DATA:

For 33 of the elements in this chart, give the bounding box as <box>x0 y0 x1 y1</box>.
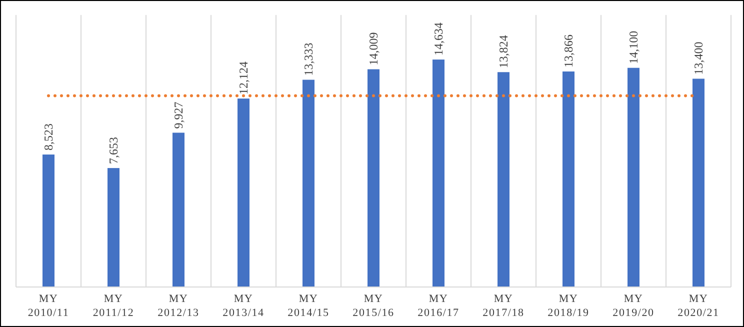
data-label: 13,400 <box>692 42 706 75</box>
bar <box>238 98 250 287</box>
bar <box>498 72 510 287</box>
data-label: 7,653 <box>106 137 120 164</box>
bar <box>42 154 54 287</box>
bar <box>368 69 380 287</box>
x-tick-label: MY 2011/12 <box>92 293 134 319</box>
bar <box>692 78 704 287</box>
bar <box>172 132 184 287</box>
x-tick-label: MY 2014/15 <box>288 293 330 319</box>
data-label: 13,824 <box>496 35 510 68</box>
data-label: 14,634 <box>432 22 446 56</box>
data-label: 13,333 <box>302 42 316 76</box>
data-label: 12,124 <box>236 62 250 95</box>
bar <box>628 68 640 287</box>
data-label: 13,866 <box>562 34 576 68</box>
bar <box>562 71 574 287</box>
bar <box>108 168 120 287</box>
x-tick-label: MY 2020/21 <box>678 293 720 319</box>
bar <box>432 60 444 287</box>
data-label: 14,100 <box>626 30 640 64</box>
x-tick-label: MY 2013/14 <box>222 293 264 319</box>
x-tick-label: MY 2016/17 <box>418 293 460 319</box>
data-label: 14,009 <box>366 32 380 66</box>
x-tick-label: MY 2017/18 <box>482 293 524 319</box>
bar <box>302 80 314 287</box>
x-tick-label: MY 2012/13 <box>158 293 200 319</box>
x-tick-label: MY 2015/16 <box>352 293 394 319</box>
data-label: 9,927 <box>172 102 186 129</box>
x-tick-label: MY 2019/20 <box>612 293 654 319</box>
data-label: 8,523 <box>42 124 56 151</box>
x-tick-label: MY 2010/11 <box>28 293 70 319</box>
x-tick-label: MY 2018/19 <box>548 293 590 319</box>
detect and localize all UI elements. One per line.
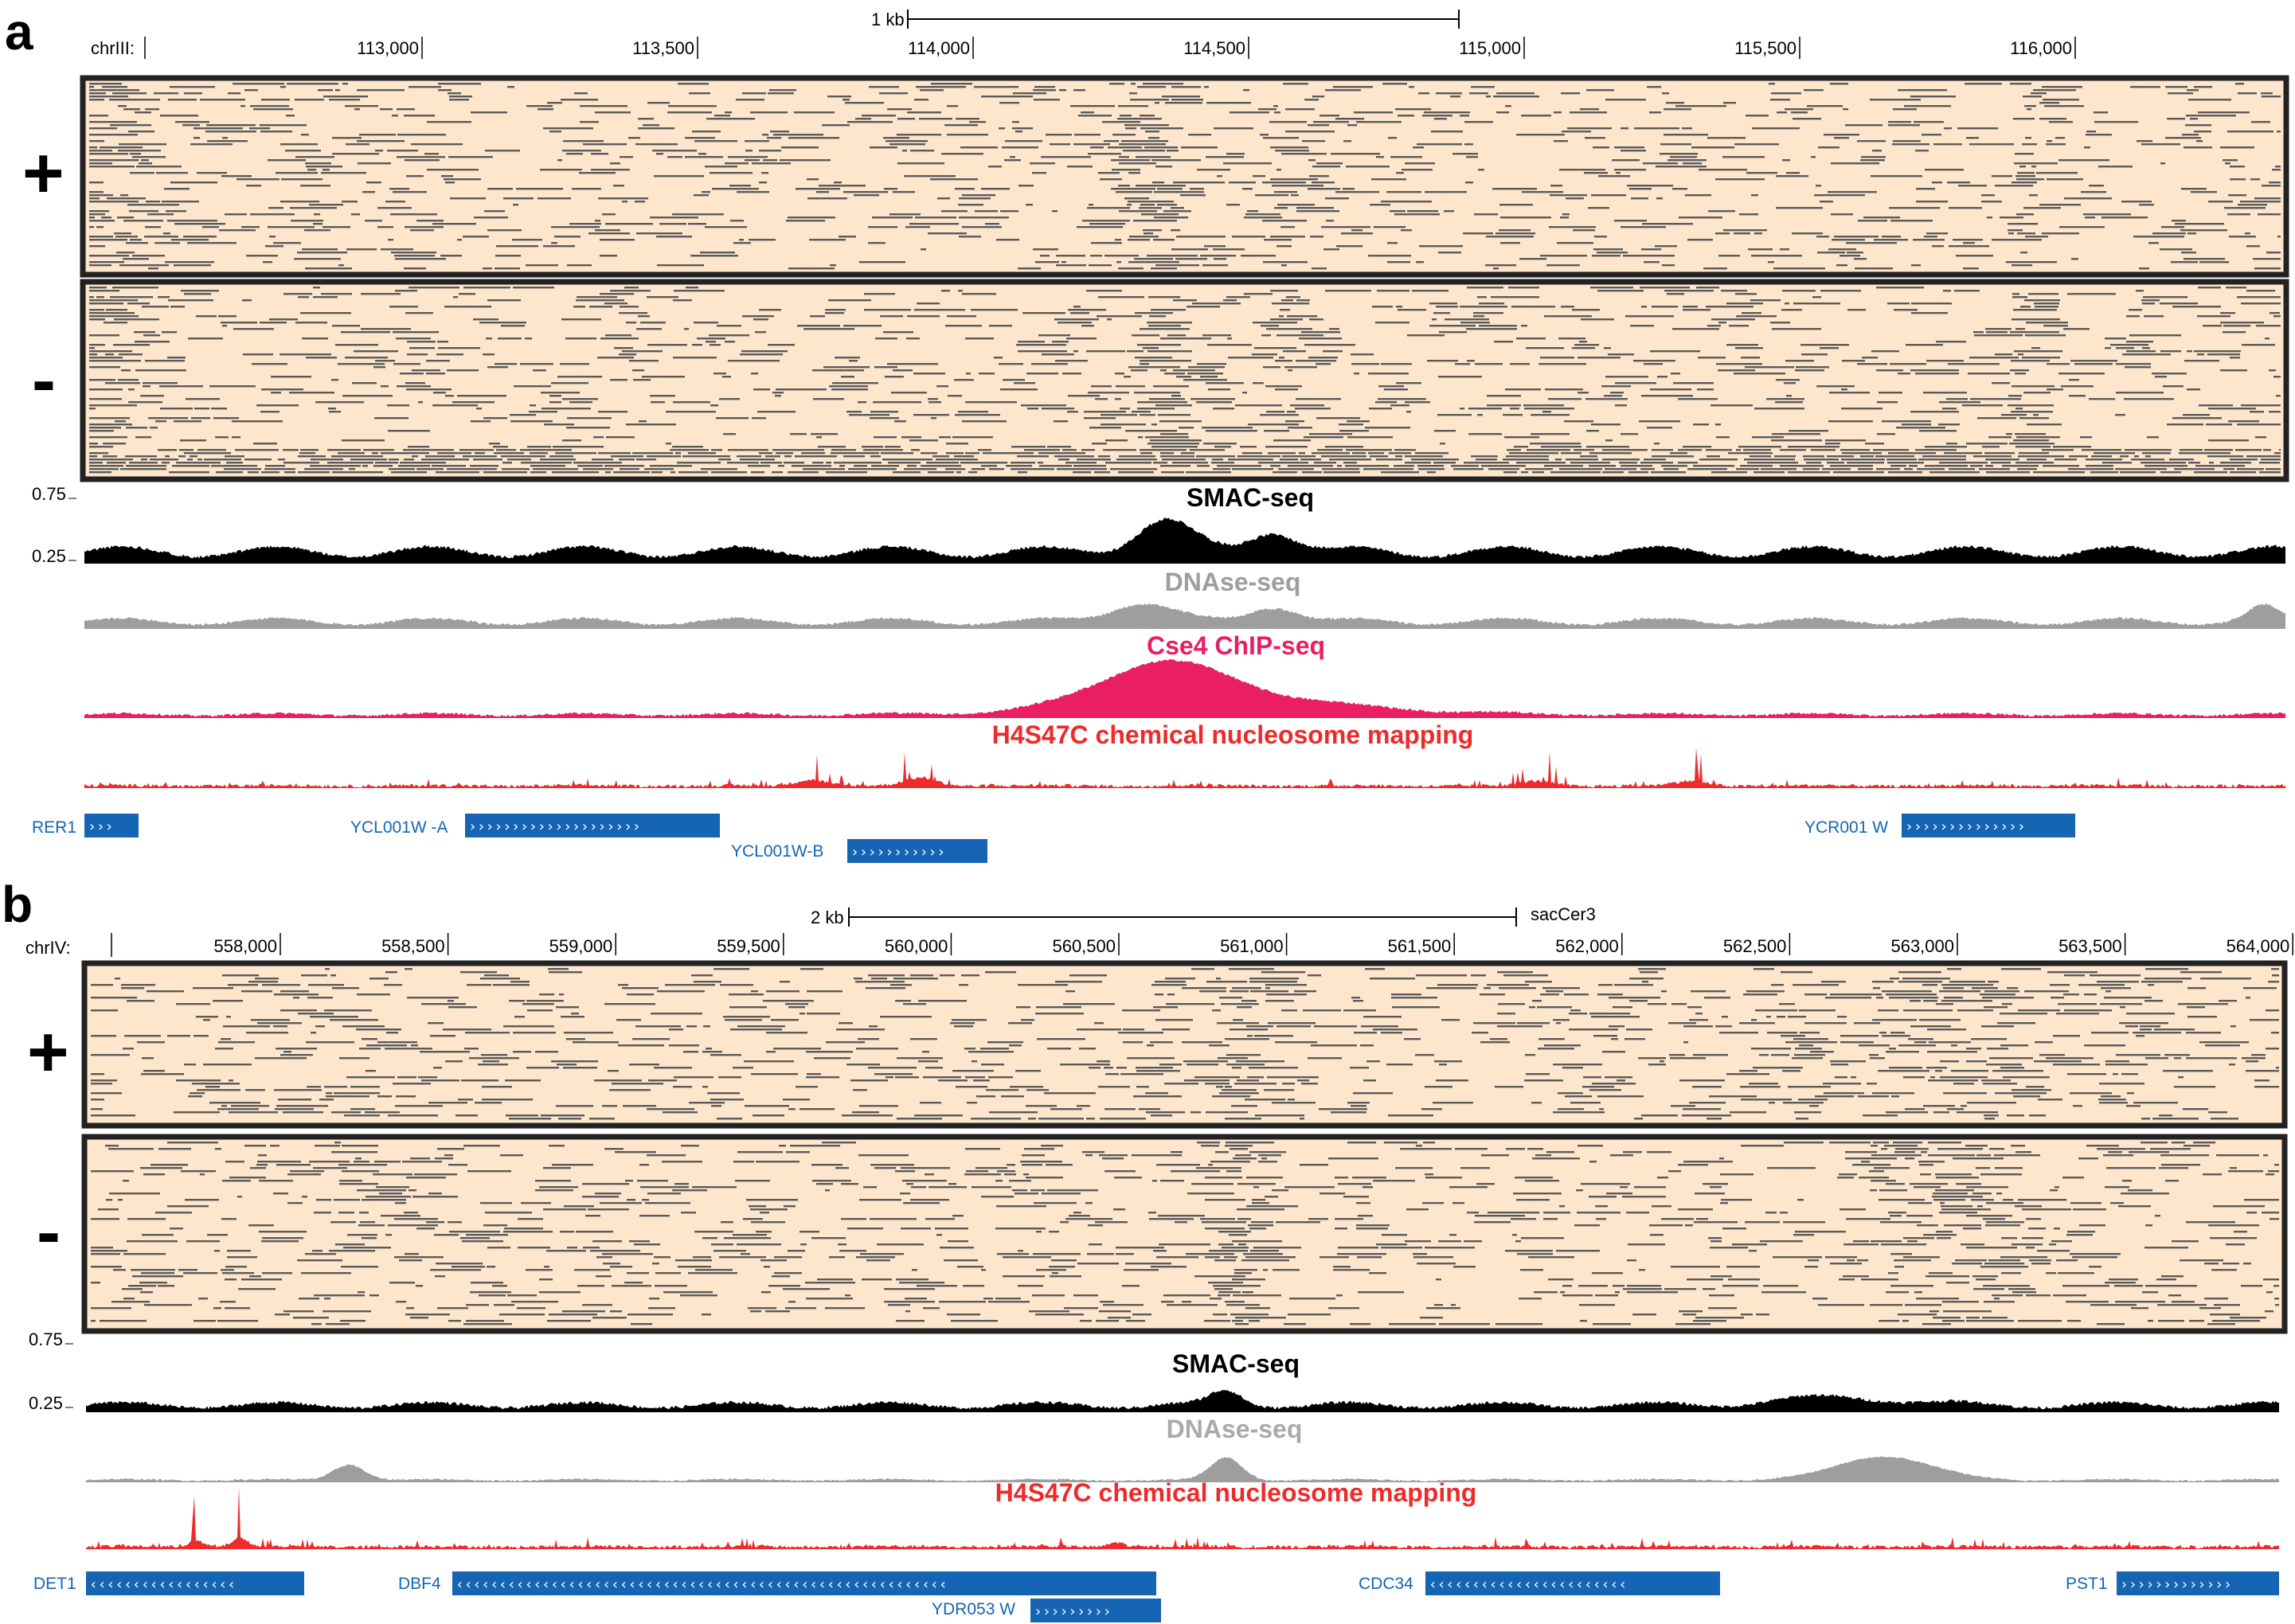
axis-tick-label: 560,000 (885, 936, 948, 956)
gene-body (2117, 1571, 2279, 1595)
axis-tick-label: 560,500 (1052, 936, 1116, 956)
smac-seq-signal (86, 1390, 2279, 1412)
gene-label: DBF4 (398, 1575, 441, 1593)
heatmap-marks (91, 1142, 2279, 1325)
gene-label: YCR001 W (1804, 818, 1888, 837)
gene-strand-arrows: ››››››››› (1034, 1603, 1112, 1620)
axis-tick-label: 114,000 (908, 38, 970, 58)
scale-bar-label: 2 kb (811, 908, 844, 927)
axis-tick-label: 559,500 (717, 936, 780, 956)
track-label-dnase: DNAse-seq (1165, 568, 1301, 596)
axis-tick-label: 115,000 (1459, 38, 1521, 58)
tick-group: 113,000 113,500 114,000 114,500 115,000 115,5… (357, 37, 2076, 59)
strand-plus-label: + (22, 134, 65, 213)
gene-strand-arrows: ‹‹‹‹‹‹‹‹‹‹‹‹‹‹‹‹‹‹‹‹‹‹‹‹‹‹‹‹‹‹‹‹‹‹‹‹‹‹‹‹… (455, 1576, 948, 1593)
panel-a-scale-bar: 1 kb (871, 10, 1460, 29)
gene-label: PST1 (2066, 1575, 2108, 1593)
panel-a: a 1 kb chrIII: 113,000 113,500 114,000 114,… (5, 3, 2289, 863)
smac-seq-signal (84, 517, 2285, 564)
panel-b-scale-bar: 2 kb sacCer3 (811, 904, 1596, 927)
axis-tick-label: 114,500 (1183, 38, 1245, 58)
heatmap-plus-border (81, 960, 2288, 1129)
track-label-dnase: DNAse-seq (1167, 1415, 1303, 1443)
track-label-cse4: Cse4 ChIP-seq (1147, 631, 1325, 660)
gene-strand-arrows: ‹‹‹‹‹‹‹‹‹‹‹‹‹‹‹‹‹ (89, 1576, 236, 1593)
axis-tick-label: 561,500 (1388, 936, 1452, 956)
axis-tick-label: 562,000 (1555, 936, 1619, 956)
strand-minus-label: - (32, 341, 56, 420)
gene-label: YCL001W -A (350, 818, 448, 837)
axis-tick-label: 563,500 (2058, 936, 2122, 956)
gene-body (1425, 1571, 1720, 1595)
gene-label: YDR053 W (932, 1600, 1015, 1618)
axis-tick-label: 561,000 (1220, 936, 1284, 956)
axis-tick-label: 113,500 (632, 38, 694, 58)
gene-label: DET1 (33, 1575, 76, 1593)
gene-strand-arrows: ‹‹‹‹‹‹‹‹‹‹‹‹‹‹‹‹‹‹‹‹‹‹‹ (1429, 1576, 1627, 1593)
heatmap-minus-border (80, 279, 2289, 482)
panel-a-letter: a (5, 3, 33, 61)
strand-minus-label: - (37, 1193, 61, 1272)
panel-a-gene-track: RER1 ››› YCL001W -A ››››››››››››››››››››… (32, 814, 2075, 863)
dnase-seq-signal (86, 1456, 2279, 1482)
heatmap-minus-strand (91, 1142, 2279, 1325)
gene-label: RER1 (32, 818, 76, 837)
y-label-top: 0.75 (32, 484, 66, 504)
panel-b-gene-track: DET1 ‹‹‹‹‹‹‹‹‹‹‹‹‹‹‹‹‹ DBF4 ‹‹‹‹‹‹‹‹‹‹‹‹… (33, 1571, 2279, 1622)
gene-strand-arrows: ›››››››››››››› (1905, 818, 2026, 835)
axis-tick-label: 562,500 (1723, 936, 1787, 956)
gene-strand-arrows: ››››››››››› (850, 844, 945, 861)
gene-body (465, 814, 720, 837)
panel-a-coordinate-axis: chrIII: 113,000 113,500 114,000 114,500 115,… (91, 37, 2076, 59)
gene-body (1030, 1599, 1161, 1622)
gene-strand-arrows: ››››››››››››› (2120, 1576, 2232, 1593)
heatmap-minus-border (81, 1134, 2288, 1334)
heatmap-plus-border (80, 75, 2289, 278)
chromosome-label: chrIII: (91, 38, 135, 58)
axis-tick-label: 563,000 (1890, 936, 1954, 956)
axis-tick-label: 116,000 (2010, 38, 2072, 58)
heatmap-marks (89, 287, 2281, 474)
axis-tick-label: 564,000 (2227, 936, 2290, 956)
panel-b: b 2 kb sacCer3 chrIV: 558,000 558,500 559,… (2, 876, 2293, 1622)
tick-group: 558,000 558,500 559,000 559,500 560,000 560,5… (213, 933, 2293, 956)
track-label-h4s47c: H4S47C chemical nucleosome mapping (995, 1478, 1477, 1507)
strand-plus-label: + (27, 1013, 69, 1092)
panel-b-coordinate-axis: chrIV: 558,000 558,500 559,000 559,500 560,0… (25, 933, 2293, 958)
axis-tick-label: 115,500 (1734, 38, 1797, 58)
scale-bar-label: 1 kb (871, 10, 905, 29)
dnase-seq-signal (84, 603, 2285, 629)
y-label-mid: 0.25 (29, 1393, 63, 1413)
gene-strand-arrows: ›››››››››››››››››››› (468, 818, 641, 835)
panel-b-letter: b (2, 876, 33, 933)
gene-body (1902, 814, 2075, 837)
axis-tick-label: 558,500 (381, 936, 445, 956)
chromosome-label: chrIV: (25, 938, 71, 958)
track-label-smac: SMAC-seq (1187, 483, 1314, 512)
y-label-mid: 0.25 (32, 546, 66, 566)
gene-body (84, 814, 139, 837)
axis-tick-label: 113,000 (357, 38, 419, 58)
axis-tick-label: 559,000 (549, 936, 613, 956)
gene-body (86, 1571, 304, 1595)
y-label-top: 0.75 (29, 1329, 63, 1349)
heatmap-minus-strand (89, 287, 2281, 474)
h4s47c-signal (84, 748, 2285, 788)
gene-body (452, 1571, 1156, 1595)
axis-tick-label: 558,000 (213, 936, 277, 956)
assembly-label: sacCer3 (1531, 904, 1596, 924)
gene-label: YCL001W-B (731, 842, 823, 861)
cse4-chip-seq-signal (84, 658, 2285, 718)
gene-body (847, 839, 987, 863)
track-label-smac: SMAC-seq (1172, 1349, 1300, 1378)
gene-strand-arrows: ››› (88, 818, 114, 835)
track-label-h4s47c: H4S47C chemical nucleosome mapping (992, 720, 1474, 749)
gene-label: CDC34 (1359, 1575, 1413, 1593)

WRITTEN INSTRUCTION: Reproduce, word for word, the stretch of entries from the line containing "axis-tick-label: 560,000 (885, 936, 948, 956)" through the line containing "track-label-dnase: DNAse-seq (1167, 1415, 1303, 1443)", both ends included.

FULL OUTPUT:
axis-tick-label: 560,000 (885, 936, 948, 956)
gene-body (2117, 1571, 2279, 1595)
axis-tick-label: 560,500 (1052, 936, 1116, 956)
smac-seq-signal (86, 1390, 2279, 1412)
gene-label: DBF4 (398, 1575, 441, 1593)
heatmap-marks (91, 1142, 2279, 1325)
gene-label: YCR001 W (1804, 818, 1888, 837)
gene-strand-arrows: ››››››››› (1034, 1603, 1112, 1620)
axis-tick-label: 114,000 (908, 38, 970, 58)
scale-bar-label: 2 kb (811, 908, 844, 927)
axis-tick-label: 559,500 (717, 936, 780, 956)
track-label-dnase: DNAse-seq (1165, 568, 1301, 596)
axis-tick-label: 115,000 (1459, 38, 1521, 58)
tick-group: 113,000 113,500 114,000 114,500 115,000 115,5… (357, 37, 2076, 59)
strand-plus-label: + (22, 134, 65, 213)
gene-strand-arrows: ‹‹‹‹‹‹‹‹‹‹‹‹‹‹‹‹‹‹‹‹‹‹‹‹‹‹‹‹‹‹‹‹‹‹‹‹‹‹‹‹… (455, 1576, 948, 1593)
panel-a-scale-bar: 1 kb (871, 10, 1460, 29)
gene-label: PST1 (2066, 1575, 2108, 1593)
panel-a: a 1 kb chrIII: 113,000 113,500 114,000 114,… (5, 3, 2289, 863)
smac-seq-signal (84, 517, 2285, 564)
panel-b-scale-bar: 2 kb sacCer3 (811, 904, 1596, 927)
axis-tick-label: 114,500 (1183, 38, 1245, 58)
heatmap-plus-border (81, 960, 2288, 1129)
track-label-dnase: DNAse-seq (1167, 1415, 1303, 1443)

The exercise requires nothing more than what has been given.